- _Text passage_:
Not all economic historians agree with this analysis. Robert Allen's extremely impressive The British Industrial Revolution in Global Perspective places the origins of the Industrial Revolution in the British Midlands in in the eighteenth and early nineteenth centuries. In his view, the only road that could have generated modern economic growth is required the high imperialism-driven wages, the cheap coal next to an ample canal network, a strong demand for coal due to deforestation, the open trading network that allowed for a near-infinite expansion of textile exports, and sufficient protection of mercantile and industrial property as well: circumstances that had never been seen together before Britain in the eighteenth century, and might well have never been seen ever had that particular chance been missed. I find myself, these days at least, more of an Allenite than a Mokyrist.
There are still other well-argued and possibly-right views: Michael Kremer holds that the roots of economic growth lie in the drift of the long run of history, as growing populations intent on improving productive efficiency added to the stock of accumulated knowledge behind technological innovation, adaptation and deployment. Avner Grief, Daron Acemoglu, Simon Johnson and James Robinson are the most eloquent current advocates of the Douglass North position that it was the emergence in Britain over 1500-1800 of institutions that made increasing productivity via economic cooperation and exchange more attractive than extracting wealth at the point of a spear or by means of a writ, and that was the key to setting in motion a virtuous circle of growth. Or it might have been luck. Or it might have been some combination of factors that do not correspond neatly to the way that historians and social scientists, with their sub-discipline-focused orientations, have used to conceptualize the issues.

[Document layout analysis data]
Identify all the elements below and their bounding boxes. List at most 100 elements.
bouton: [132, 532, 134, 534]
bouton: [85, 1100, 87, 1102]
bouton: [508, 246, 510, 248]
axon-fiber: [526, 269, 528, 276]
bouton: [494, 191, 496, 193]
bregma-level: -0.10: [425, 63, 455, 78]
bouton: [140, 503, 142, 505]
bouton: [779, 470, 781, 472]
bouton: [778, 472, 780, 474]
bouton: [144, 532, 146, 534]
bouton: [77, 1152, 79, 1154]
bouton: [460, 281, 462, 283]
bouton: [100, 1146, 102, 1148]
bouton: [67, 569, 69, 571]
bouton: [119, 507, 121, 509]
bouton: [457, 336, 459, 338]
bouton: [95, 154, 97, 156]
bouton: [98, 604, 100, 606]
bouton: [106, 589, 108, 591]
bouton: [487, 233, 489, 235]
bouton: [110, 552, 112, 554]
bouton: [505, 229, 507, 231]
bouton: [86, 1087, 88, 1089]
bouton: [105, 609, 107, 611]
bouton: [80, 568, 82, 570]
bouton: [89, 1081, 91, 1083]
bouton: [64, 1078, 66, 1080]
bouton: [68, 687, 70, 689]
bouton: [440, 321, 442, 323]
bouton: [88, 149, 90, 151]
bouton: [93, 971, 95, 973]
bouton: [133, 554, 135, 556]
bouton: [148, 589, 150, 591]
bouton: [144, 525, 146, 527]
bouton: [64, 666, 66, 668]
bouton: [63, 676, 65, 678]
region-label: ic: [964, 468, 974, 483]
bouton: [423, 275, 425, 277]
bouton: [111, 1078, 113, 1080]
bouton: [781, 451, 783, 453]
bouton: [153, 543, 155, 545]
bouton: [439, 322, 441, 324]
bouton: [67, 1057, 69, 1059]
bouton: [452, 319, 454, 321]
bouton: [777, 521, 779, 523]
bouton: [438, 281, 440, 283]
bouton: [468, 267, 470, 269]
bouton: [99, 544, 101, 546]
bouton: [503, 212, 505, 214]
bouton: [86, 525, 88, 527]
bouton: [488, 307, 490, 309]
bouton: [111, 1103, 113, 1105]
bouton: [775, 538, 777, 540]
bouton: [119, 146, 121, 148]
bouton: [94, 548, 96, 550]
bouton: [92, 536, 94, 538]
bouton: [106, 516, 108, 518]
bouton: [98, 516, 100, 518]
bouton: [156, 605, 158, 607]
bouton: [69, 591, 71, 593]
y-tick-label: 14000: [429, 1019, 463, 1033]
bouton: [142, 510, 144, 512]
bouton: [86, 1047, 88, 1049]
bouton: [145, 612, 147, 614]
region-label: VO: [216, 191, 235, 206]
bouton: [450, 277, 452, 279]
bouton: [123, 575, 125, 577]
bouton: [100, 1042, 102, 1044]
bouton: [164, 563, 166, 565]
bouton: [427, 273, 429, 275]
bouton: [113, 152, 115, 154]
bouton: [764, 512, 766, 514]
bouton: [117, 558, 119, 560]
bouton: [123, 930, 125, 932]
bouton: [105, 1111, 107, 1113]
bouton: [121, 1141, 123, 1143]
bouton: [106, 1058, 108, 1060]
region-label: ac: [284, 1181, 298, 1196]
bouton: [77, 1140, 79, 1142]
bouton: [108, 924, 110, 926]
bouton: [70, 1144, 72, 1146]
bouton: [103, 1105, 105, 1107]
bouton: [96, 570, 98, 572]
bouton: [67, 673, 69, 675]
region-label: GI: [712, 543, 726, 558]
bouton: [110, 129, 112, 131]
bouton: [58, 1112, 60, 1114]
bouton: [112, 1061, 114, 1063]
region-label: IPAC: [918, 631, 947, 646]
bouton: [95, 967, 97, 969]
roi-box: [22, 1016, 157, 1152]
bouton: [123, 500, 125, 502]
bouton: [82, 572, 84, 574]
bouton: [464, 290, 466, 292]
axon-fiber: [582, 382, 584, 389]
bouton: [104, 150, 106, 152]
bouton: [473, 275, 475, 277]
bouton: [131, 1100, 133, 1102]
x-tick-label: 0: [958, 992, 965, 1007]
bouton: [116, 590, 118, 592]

- _Directions_: Turn the paragraph of the economic history passage that begins "There are still other well-argued" into a short bulleted list of the views it presents.

- _Written answer_:
- Michael Kremer: growth is rooted in the long drift of history, as growing populations seeking productive efficiency added to the stock of knowledge behind technological innovation, adaptation and deployment.
- Avner Grief, Daron Acemoglu, Simon Johnson and James Robinson, following Douglass North: the key was the emergence in Britain over 1500-1800 of institutions that made raising productivity through cooperation and exchange more attractive than extracting wealth by spear or writ, starting a virtuous circle of growth.
- It might have been luck.
- It might have been a combination of factors that does not fit the sub-discipline-focused ways historians and social scientists have conceptualized the issues.